WHAT YOU ARE ASKED TO DO:
All records below must be retyped exactly.

STORED DATA:
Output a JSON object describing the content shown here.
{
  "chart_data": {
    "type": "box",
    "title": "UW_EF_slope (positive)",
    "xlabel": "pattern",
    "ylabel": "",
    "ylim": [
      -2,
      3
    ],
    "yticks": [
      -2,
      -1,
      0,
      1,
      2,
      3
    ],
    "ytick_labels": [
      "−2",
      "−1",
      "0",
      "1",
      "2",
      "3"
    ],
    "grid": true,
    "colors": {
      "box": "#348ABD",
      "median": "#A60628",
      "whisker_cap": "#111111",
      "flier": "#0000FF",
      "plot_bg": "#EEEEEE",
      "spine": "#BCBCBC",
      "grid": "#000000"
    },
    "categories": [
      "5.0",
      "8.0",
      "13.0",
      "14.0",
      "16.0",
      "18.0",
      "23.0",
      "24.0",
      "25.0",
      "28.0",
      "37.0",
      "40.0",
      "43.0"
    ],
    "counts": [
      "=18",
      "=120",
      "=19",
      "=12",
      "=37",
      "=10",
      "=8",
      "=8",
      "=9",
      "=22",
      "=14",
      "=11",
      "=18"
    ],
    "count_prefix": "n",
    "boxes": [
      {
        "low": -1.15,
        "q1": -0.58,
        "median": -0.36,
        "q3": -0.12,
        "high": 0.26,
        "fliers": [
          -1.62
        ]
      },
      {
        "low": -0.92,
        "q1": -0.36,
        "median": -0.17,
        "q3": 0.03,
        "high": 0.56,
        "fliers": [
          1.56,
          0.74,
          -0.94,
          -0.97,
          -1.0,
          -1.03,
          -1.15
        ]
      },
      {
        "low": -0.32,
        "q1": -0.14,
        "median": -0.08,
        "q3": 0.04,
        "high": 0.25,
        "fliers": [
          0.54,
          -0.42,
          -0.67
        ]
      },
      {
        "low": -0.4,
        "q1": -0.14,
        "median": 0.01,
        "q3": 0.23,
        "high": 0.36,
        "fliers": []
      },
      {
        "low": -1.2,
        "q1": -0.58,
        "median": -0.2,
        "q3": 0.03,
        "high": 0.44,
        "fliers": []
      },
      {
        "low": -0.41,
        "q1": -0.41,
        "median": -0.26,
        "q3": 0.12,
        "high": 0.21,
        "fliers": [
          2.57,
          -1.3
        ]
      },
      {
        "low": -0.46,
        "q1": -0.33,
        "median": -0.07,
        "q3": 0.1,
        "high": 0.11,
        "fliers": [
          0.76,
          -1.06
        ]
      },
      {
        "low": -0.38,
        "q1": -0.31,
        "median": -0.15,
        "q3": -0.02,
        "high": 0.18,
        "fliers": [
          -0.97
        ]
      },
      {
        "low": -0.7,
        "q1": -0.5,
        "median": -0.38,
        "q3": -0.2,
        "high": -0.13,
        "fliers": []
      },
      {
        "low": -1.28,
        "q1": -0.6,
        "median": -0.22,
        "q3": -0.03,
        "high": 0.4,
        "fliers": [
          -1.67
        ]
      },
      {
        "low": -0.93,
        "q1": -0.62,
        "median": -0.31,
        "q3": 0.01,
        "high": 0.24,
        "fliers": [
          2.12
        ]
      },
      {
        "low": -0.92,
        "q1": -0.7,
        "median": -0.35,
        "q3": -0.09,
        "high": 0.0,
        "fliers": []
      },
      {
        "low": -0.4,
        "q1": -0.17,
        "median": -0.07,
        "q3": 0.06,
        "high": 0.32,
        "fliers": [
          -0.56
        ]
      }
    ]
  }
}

EXERCISE ANSWER:
Output a JSON object describing the content shown here.
{
  "chart_data": {
    "type": "box",
    "title": "UW_EF_slope (positive)",
    "xlabel": "pattern",
    "ylabel": "",
    "ylim": [
      -2,
      3
    ],
    "yticks": [
      -2,
      -1,
      0,
      1,
      2,
      3
    ],
    "ytick_labels": [
      "−2",
      "−1",
      "0",
      "1",
      "2",
      "3"
    ],
    "grid": true,
    "colors": {
      "box": "#348ABD",
      "median": "#A60628",
      "whisker_cap": "#111111",
      "flier": "#0000FF",
      "plot_bg": "#EEEEEE",
      "spine": "#BCBCBC",
      "grid": "#000000"
    },
    "categories": [
      "5.0",
      "8.0",
      "13.0",
      "14.0",
      "16.0",
      "18.0",
      "23.0",
      "24.0",
      "25.0",
      "28.0",
      "37.0",
      "40.0",
      "43.0"
    ],
    "counts": [
      "=18",
      "=120",
      "=19",
      "=12",
      "=37",
      "=10",
      "=8",
      "=8",
      "=9",
      "=22",
      "=14",
      "=11",
      "=18"
    ],
    "count_prefix": "n",
    "boxes": [
      {
        "low": -1.15,
        "q1": -0.58,
        "median": -0.36,
        "q3": -0.12,
        "high": 0.26,
        "fliers": [
          -1.62
        ]
      },
      {
        "low": -0.92,
        "q1": -0.36,
        "median": -0.17,
        "q3": 0.03,
        "high": 0.56,
        "fliers": [
          1.56,
          0.74,
          -0.94,
          -0.97,
          -1.0,
          -1.03,
          -1.15
        ]
      },
      {
        "low": -0.32,
        "q1": -0.14,
        "median": -0.08,
        "q3": 0.04,
        "high": 0.25,
        "fliers": [
          0.54,
          -0.42,
          -0.67
        ]
      },
      {
        "low": -0.4,
        "q1": -0.14,
        "median": 0.01,
        "q3": 0.23,
        "high": 0.36,
        "fliers": []
      },
      {
        "low": -1.2,
        "q1": -0.58,
        "median": -0.2,
        "q3": 0.03,
        "high": 0.44,
        "fliers": []
      },
      {
        "low": -0.41,
        "q1": -0.41,
        "median": -0.26,
        "q3": 0.12,
        "high": 0.21,
        "fliers": [
          2.57,
          -1.3
        ]
      },
      {
        "low": -0.46,
        "q1": -0.33,
        "median": -0.07,
        "q3": 0.1,
        "high": 0.11,
        "fliers": [
          0.76,
          -1.06
        ]
      },
      {
        "low": -0.38,
        "q1": -0.31,
        "median": -0.15,
        "q3": -0.02,
        "high": 0.18,
        "fliers": [
          -0.97
        ]
      },
      {
        "low": -0.7,
        "q1": -0.5,
        "median": -0.38,
        "q3": -0.2,
        "high": -0.13,
        "fliers": []
      },
      {
        "low": -1.28,
        "q1": -0.6,
        "median": -0.22,
        "q3": -0.03,
        "high": 0.4,
        "fliers": [
          -1.67
        ]
      },
      {
        "low": -0.93,
        "q1": -0.62,
        "median": -0.31,
        "q3": 0.01,
        "high": 0.24,
        "fliers": [
          2.12
        ]
      },
      {
        "low": -0.92,
        "q1": -0.7,
        "median": -0.35,
        "q3": -0.09,
        "high": 0.0,
        "fliers": []
      },
      {
        "low": -0.4,
        "q1": -0.17,
        "median": -0.07,
        "q3": 0.06,
        "high": 0.32,
        "fliers": [
          -0.56
        ]
      }
    ]
  }
}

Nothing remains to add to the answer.